## SUPPLIED MATERIAL
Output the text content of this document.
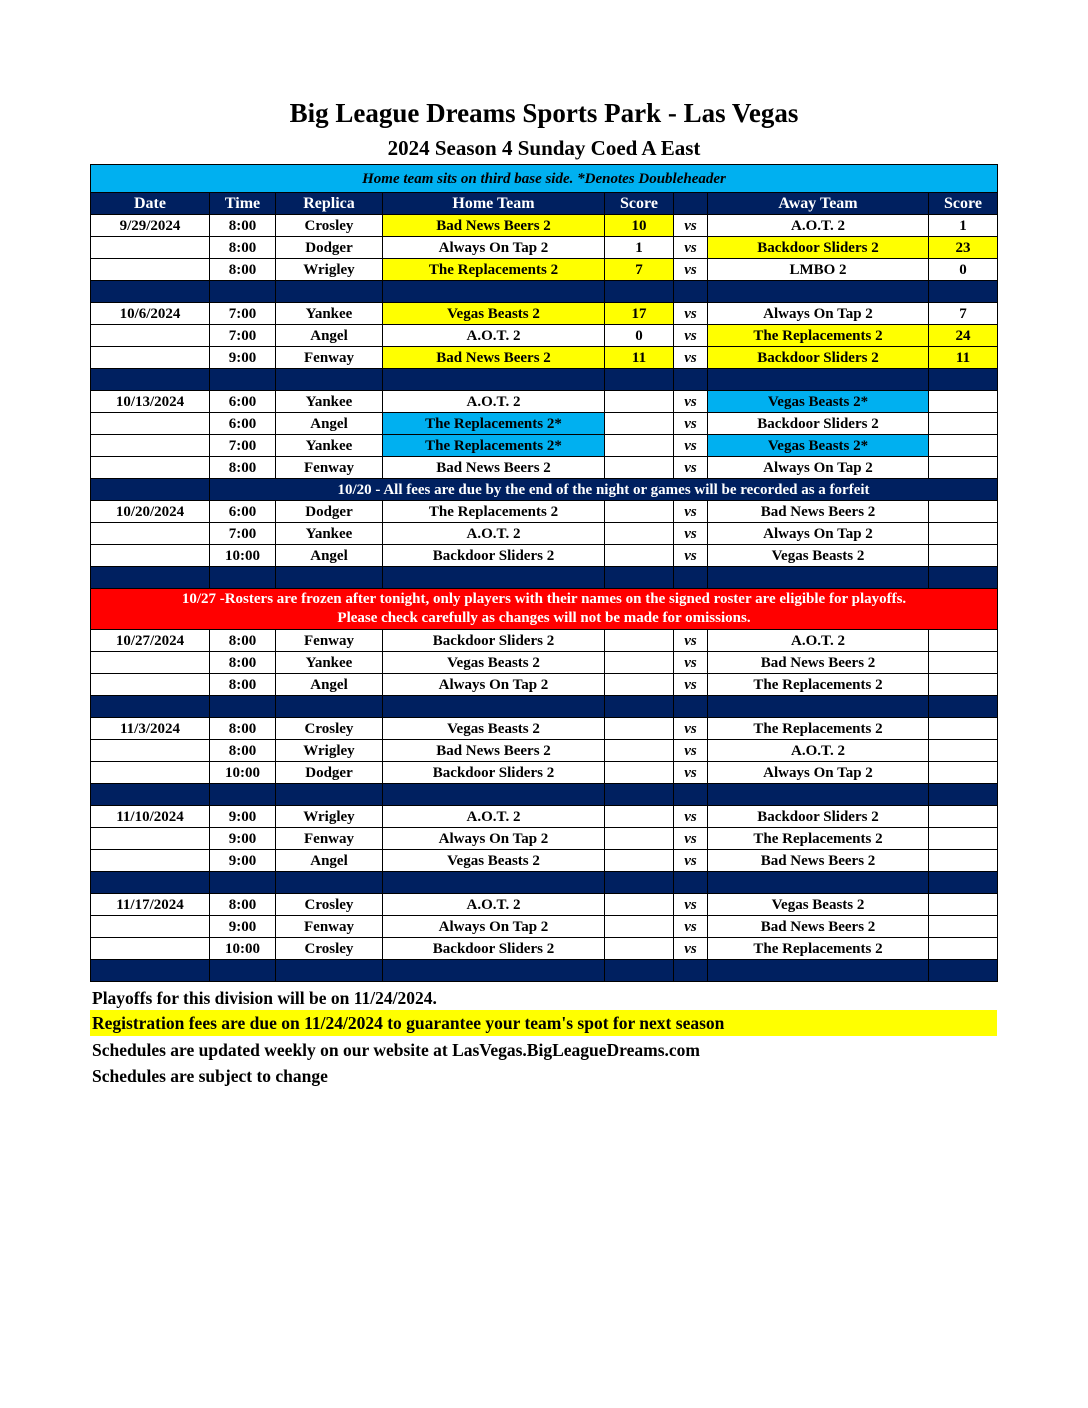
Big League Dreams Sports Park - Las Vegas
2024 Season 4 Sunday Coed A East
Home team sits on third base side. *Denotes Doubleheader							
Date	Time	Replica	Home Team	Score		Away Team	Score
9/29/2024	8:00	Crosley	Bad News Beers 2	10	vs	A.O.T. 2	1
	8:00	Dodger	Always On Tap 2	1	vs	Backdoor Sliders 2	23
	8:00	Wrigley	The Replacements 2	7	vs	LMBO 2	0

10/6/2024	7:00	Yankee	Vegas Beasts 2	17	vs	Always On Tap 2	7
	7:00	Angel	A.O.T. 2	0	vs	The Replacements 2	24
	9:00	Fenway	Bad News Beers 2	11	vs	Backdoor Sliders 2	11

10/13/2024	6:00	Yankee	A.O.T. 2		vs	Vegas Beasts 2*	
	6:00	Angel	The Replacements 2*		vs	Backdoor Sliders 2	
	7:00	Yankee	The Replacements 2*		vs	Vegas Beasts 2*	
	8:00	Fenway	Bad News Beers 2		vs	Always On Tap 2	
	10/20 - All fees are due by the end of the night or games will be recorded as a forfeit						
10/20/2024	6:00	Dodger	The Replacements 2		vs	Bad News Beers 2	
	7:00	Yankee	A.O.T. 2		vs	Always On Tap 2	
	10:00	Angel	Backdoor Sliders 2		vs	Vegas Beasts 2	

10/27 -Rosters are frozen after tonight, only players with their names on the signed roster are eligible for playoffs.
Please check carefully as changes will not be made for omissions.							

10/27/2024	8:00	Fenway	Backdoor Sliders 2		vs	A.O.T. 2	
	8:00	Yankee	Vegas Beasts 2		vs	Bad News Beers 2	
	8:00	Angel	Always On Tap 2		vs	The Replacements 2	

11/3/2024	8:00	Crosley	Vegas Beasts 2		vs	The Replacements 2	
	8:00	Wrigley	Bad News Beers 2		vs	A.O.T. 2	
	10:00	Dodger	Backdoor Sliders 2		vs	Always On Tap 2	

11/10/2024	9:00	Wrigley	A.O.T. 2		vs	Backdoor Sliders 2	
	9:00	Fenway	Always On Tap 2		vs	The Replacements 2	
	9:00	Angel	Vegas Beasts 2		vs	Bad News Beers 2	

11/17/2024	8:00	Crosley	A.O.T. 2		vs	Vegas Beasts 2	
	9:00	Fenway	Always On Tap 2		vs	Bad News Beers 2	
	10:00	Crosley	Backdoor Sliders 2		vs	The Replacements 2	

Playoffs for this division will be on 11/24/2024.
Registration fees are due on 11/24/2024 to guarantee your team's spot for next season
Schedules are updated weekly on our website at LasVegas.BigLeagueDreams.com
Schedules are subject to change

## WHAT THIS TASK INVOLVES
From the entries above, copy every line containing the word "Fenway".

## WORKED SOLUTION
	9:00	Fenway	Bad News Beers 2	11	vs	Backdoor Sliders 2	11
	8:00	Fenway	Bad News Beers 2		vs	Always On Tap 2	
10/27/2024	8:00	Fenway	Backdoor Sliders 2		vs	A.O.T. 2	
	9:00	Fenway	Always On Tap 2		vs	The Replacements 2	
	9:00	Fenway	Always On Tap 2		vs	Bad News Beers 2	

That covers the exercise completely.